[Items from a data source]
____________

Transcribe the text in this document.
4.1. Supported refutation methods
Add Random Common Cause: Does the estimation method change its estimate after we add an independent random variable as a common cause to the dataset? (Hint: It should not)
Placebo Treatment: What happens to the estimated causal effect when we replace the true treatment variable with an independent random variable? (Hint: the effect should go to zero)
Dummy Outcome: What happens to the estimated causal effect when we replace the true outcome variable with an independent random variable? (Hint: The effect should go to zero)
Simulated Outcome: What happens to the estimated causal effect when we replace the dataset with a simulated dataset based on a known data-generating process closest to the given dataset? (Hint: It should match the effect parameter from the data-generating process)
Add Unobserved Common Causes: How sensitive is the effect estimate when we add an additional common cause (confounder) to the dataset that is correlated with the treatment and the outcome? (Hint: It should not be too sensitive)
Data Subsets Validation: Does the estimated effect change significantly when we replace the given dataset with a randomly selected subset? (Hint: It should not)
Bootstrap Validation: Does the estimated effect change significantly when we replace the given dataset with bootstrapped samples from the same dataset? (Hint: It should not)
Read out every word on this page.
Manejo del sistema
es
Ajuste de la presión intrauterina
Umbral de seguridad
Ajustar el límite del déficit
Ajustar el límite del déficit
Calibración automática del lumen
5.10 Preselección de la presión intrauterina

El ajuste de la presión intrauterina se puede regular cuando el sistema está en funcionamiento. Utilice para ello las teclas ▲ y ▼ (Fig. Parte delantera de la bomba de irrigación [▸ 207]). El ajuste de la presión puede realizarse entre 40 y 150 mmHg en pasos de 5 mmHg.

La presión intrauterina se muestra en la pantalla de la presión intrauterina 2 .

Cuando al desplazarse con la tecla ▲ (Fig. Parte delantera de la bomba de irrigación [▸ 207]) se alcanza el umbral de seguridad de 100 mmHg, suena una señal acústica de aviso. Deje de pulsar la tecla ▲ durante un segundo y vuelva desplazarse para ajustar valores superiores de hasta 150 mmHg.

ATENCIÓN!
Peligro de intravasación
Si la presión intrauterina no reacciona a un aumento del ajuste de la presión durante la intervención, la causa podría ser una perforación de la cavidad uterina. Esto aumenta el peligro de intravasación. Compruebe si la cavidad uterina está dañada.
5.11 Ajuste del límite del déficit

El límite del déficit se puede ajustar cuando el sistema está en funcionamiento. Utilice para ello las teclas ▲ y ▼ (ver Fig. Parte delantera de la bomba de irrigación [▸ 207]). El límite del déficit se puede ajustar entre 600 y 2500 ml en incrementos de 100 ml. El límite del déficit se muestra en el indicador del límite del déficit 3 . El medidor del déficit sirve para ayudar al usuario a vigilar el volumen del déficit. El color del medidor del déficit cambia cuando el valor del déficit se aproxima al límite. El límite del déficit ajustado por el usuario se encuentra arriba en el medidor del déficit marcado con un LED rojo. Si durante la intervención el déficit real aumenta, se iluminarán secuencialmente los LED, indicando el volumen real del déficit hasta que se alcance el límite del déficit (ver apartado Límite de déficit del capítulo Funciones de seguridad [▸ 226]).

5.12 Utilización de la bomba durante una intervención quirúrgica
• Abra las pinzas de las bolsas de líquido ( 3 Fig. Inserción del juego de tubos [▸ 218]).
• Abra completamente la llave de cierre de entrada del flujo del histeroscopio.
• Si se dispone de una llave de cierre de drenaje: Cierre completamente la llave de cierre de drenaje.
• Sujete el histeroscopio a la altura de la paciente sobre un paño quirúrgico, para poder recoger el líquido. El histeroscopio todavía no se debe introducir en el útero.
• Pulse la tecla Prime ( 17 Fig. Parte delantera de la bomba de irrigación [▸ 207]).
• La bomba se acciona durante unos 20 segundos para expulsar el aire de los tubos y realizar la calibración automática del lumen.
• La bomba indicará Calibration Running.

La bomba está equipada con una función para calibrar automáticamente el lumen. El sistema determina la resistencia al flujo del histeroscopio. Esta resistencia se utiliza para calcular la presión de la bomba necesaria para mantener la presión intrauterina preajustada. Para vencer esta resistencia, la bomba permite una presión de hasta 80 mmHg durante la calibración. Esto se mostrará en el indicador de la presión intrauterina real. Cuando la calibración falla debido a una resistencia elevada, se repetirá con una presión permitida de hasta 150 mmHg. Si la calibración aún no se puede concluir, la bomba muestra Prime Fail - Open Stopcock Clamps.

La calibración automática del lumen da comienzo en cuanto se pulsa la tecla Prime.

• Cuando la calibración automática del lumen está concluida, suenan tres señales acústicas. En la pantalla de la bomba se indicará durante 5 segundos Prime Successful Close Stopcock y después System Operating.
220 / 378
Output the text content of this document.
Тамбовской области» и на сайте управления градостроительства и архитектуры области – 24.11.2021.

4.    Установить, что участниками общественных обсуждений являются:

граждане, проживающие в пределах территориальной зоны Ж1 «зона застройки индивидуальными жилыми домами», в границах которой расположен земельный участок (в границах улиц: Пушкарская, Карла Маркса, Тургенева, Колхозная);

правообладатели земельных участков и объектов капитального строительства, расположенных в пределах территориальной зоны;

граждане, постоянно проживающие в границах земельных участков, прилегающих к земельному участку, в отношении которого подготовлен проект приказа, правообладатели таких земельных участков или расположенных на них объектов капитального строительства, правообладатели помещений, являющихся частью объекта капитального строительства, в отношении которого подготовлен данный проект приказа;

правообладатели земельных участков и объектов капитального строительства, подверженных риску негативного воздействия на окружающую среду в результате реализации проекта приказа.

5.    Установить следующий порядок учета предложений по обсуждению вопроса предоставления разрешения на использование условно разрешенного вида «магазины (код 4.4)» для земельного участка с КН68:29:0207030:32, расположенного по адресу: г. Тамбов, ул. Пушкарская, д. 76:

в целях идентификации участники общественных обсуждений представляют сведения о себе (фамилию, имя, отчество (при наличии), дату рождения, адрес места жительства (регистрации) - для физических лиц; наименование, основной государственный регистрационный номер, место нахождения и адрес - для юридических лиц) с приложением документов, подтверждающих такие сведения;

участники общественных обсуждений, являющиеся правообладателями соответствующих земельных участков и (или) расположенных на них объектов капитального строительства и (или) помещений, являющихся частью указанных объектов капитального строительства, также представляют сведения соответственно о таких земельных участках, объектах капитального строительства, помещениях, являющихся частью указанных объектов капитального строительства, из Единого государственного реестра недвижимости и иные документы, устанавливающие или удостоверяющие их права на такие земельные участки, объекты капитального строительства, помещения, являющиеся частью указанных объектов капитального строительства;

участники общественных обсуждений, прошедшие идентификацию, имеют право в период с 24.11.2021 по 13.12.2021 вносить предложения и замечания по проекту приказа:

____________

# PROMPT
Return the material exactly as it stands.

# RESULT
Transcribe the text in this document.
4.1. Supported refutation methods
Add Random Common Cause: Does the estimation method change its estimate after we add an independent random variable as a common cause to the dataset? (Hint: It should not)
Placebo Treatment: What happens to the estimated causal effect when we replace the true treatment variable with an independent random variable? (Hint: the effect should go to zero)
Dummy Outcome: What happens to the estimated causal effect when we replace the true outcome variable with an independent random variable? (Hint: The effect should go to zero)
Simulated Outcome: What happens to the estimated causal effect when we replace the dataset with a simulated dataset based on a known data-generating process closest to the given dataset? (Hint: It should match the effect parameter from the data-generating process)
Add Unobserved Common Causes: How sensitive is the effect estimate when we add an additional common cause (confounder) to the dataset that is correlated with the treatment and the outcome? (Hint: It should not be too sensitive)
Data Subsets Validation: Does the estimated effect change significantly when we replace the given dataset with a randomly selected subset? (Hint: It should not)
Bootstrap Validation: Does the estimated effect change significantly when we replace the given dataset with bootstrapped samples from the same dataset? (Hint: It should not)
Read out every word on this page.
Manejo del sistema
es
Ajuste de la presión intrauterina
Umbral de seguridad
Ajustar el límite del déficit
Ajustar el límite del déficit
Calibración automática del lumen
5.10 Preselección de la presión intrauterina

El ajuste de la presión intrauterina se puede regular cuando el sistema está en funcionamiento. Utilice para ello las teclas ▲ y ▼ (Fig. Parte delantera de la bomba de irrigación [▸ 207]). El ajuste de la presión puede realizarse entre 40 y 150 mmHg en pasos de 5 mmHg.

La presión intrauterina se muestra en la pantalla de la presión intrauterina 2 .

Cuando al desplazarse con la tecla ▲ (Fig. Parte delantera de la bomba de irrigación [▸ 207]) se alcanza el umbral de seguridad de 100 mmHg, suena una señal acústica de aviso. Deje de pulsar la tecla ▲ durante un segundo y vuelva desplazarse para ajustar valores superiores de hasta 150 mmHg.

ATENCIÓN!
Peligro de intravasación
Si la presión intrauterina no reacciona a un aumento del ajuste de la presión durante la intervención, la causa podría ser una perforación de la cavidad uterina. Esto aumenta el peligro de intravasación. Compruebe si la cavidad uterina está dañada.
5.11 Ajuste del límite del déficit

El límite del déficit se puede ajustar cuando el sistema está en funcionamiento. Utilice para ello las teclas ▲ y ▼ (ver Fig. Parte delantera de la bomba de irrigación [▸ 207]). El límite del déficit se puede ajustar entre 600 y 2500 ml en incrementos de 100 ml. El límite del déficit se muestra en el indicador del límite del déficit 3 . El medidor del déficit sirve para ayudar al usuario a vigilar el volumen del déficit. El color del medidor del déficit cambia cuando el valor del déficit se aproxima al límite. El límite del déficit ajustado por el usuario se encuentra arriba en el medidor del déficit marcado con un LED rojo. Si durante la intervención el déficit real aumenta, se iluminarán secuencialmente los LED, indicando el volumen real del déficit hasta que se alcance el límite del déficit (ver apartado Límite de déficit del capítulo Funciones de seguridad [▸ 226]).

5.12 Utilización de la bomba durante una intervención quirúrgica
• Abra las pinzas de las bolsas de líquido ( 3 Fig. Inserción del juego de tubos [▸ 218]).
• Abra completamente la llave de cierre de entrada del flujo del histeroscopio.
• Si se dispone de una llave de cierre de drenaje: Cierre completamente la llave de cierre de drenaje.
• Sujete el histeroscopio a la altura de la paciente sobre un paño quirúrgico, para poder recoger el líquido. El histeroscopio todavía no se debe introducir en el útero.
• Pulse la tecla Prime ( 17 Fig. Parte delantera de la bomba de irrigación [▸ 207]).
• La bomba se acciona durante unos 20 segundos para expulsar el aire de los tubos y realizar la calibración automática del lumen.
• La bomba indicará Calibration Running.

La bomba está equipada con una función para calibrar automáticamente el lumen. El sistema determina la resistencia al flujo del histeroscopio. Esta resistencia se utiliza para calcular la presión de la bomba necesaria para mantener la presión intrauterina preajustada. Para vencer esta resistencia, la bomba permite una presión de hasta 80 mmHg durante la calibración. Esto se mostrará en el indicador de la presión intrauterina real. Cuando la calibración falla debido a una resistencia elevada, se repetirá con una presión permitida de hasta 150 mmHg. Si la calibración aún no se puede concluir, la bomba muestra Prime Fail - Open Stopcock Clamps.

La calibración automática del lumen da comienzo en cuanto se pulsa la tecla Prime.

• Cuando la calibración automática del lumen está concluida, suenan tres señales acústicas. En la pantalla de la bomba se indicará durante 5 segundos Prime Successful Close Stopcock y después System Operating.
220 / 378
Output the text content of this document.
Тамбовской области» и на сайте управления градостроительства и архитектуры области – 24.11.2021.

4.    Установить, что участниками общественных обсуждений являются:

граждане, проживающие в пределах территориальной зоны Ж1 «зона застройки индивидуальными жилыми домами», в границах которой расположен земельный участок (в границах улиц: Пушкарская, Карла Маркса, Тургенева, Колхозная);

правообладатели земельных участков и объектов капитального строительства, расположенных в пределах территориальной зоны;

граждане, постоянно проживающие в границах земельных участков, прилегающих к земельному участку, в отношении которого подготовлен проект приказа, правообладатели таких земельных участков или расположенных на них объектов капитального строительства, правообладатели помещений, являющихся частью объекта капитального строительства, в отношении которого подготовлен данный проект приказа;

правообладатели земельных участков и объектов капитального строительства, подверженных риску негативного воздействия на окружающую среду в результате реализации проекта приказа.

5.    Установить следующий порядок учета предложений по обсуждению вопроса предоставления разрешения на использование условно разрешенного вида «магазины (код 4.4)» для земельного участка с КН68:29:0207030:32, расположенного по адресу: г. Тамбов, ул. Пушкарская, д. 76:

в целях идентификации участники общественных обсуждений представляют сведения о себе (фамилию, имя, отчество (при наличии), дату рождения, адрес места жительства (регистрации) - для физических лиц; наименование, основной государственный регистрационный номер, место нахождения и адрес - для юридических лиц) с приложением документов, подтверждающих такие сведения;

участники общественных обсуждений, являющиеся правообладателями соответствующих земельных участков и (или) расположенных на них объектов капитального строительства и (или) помещений, являющихся частью указанных объектов капитального строительства, также представляют сведения соответственно о таких земельных участках, объектах капитального строительства, помещениях, являющихся частью указанных объектов капитального строительства, из Единого государственного реестра недвижимости и иные документы, устанавливающие или удостоверяющие их права на такие земельные участки, объекты капитального строительства, помещения, являющиеся частью указанных объектов капитального строительства;

участники общественных обсуждений, прошедшие идентификацию, имеют право в период с 24.11.2021 по 13.12.2021 вносить предложения и замечания по проекту приказа:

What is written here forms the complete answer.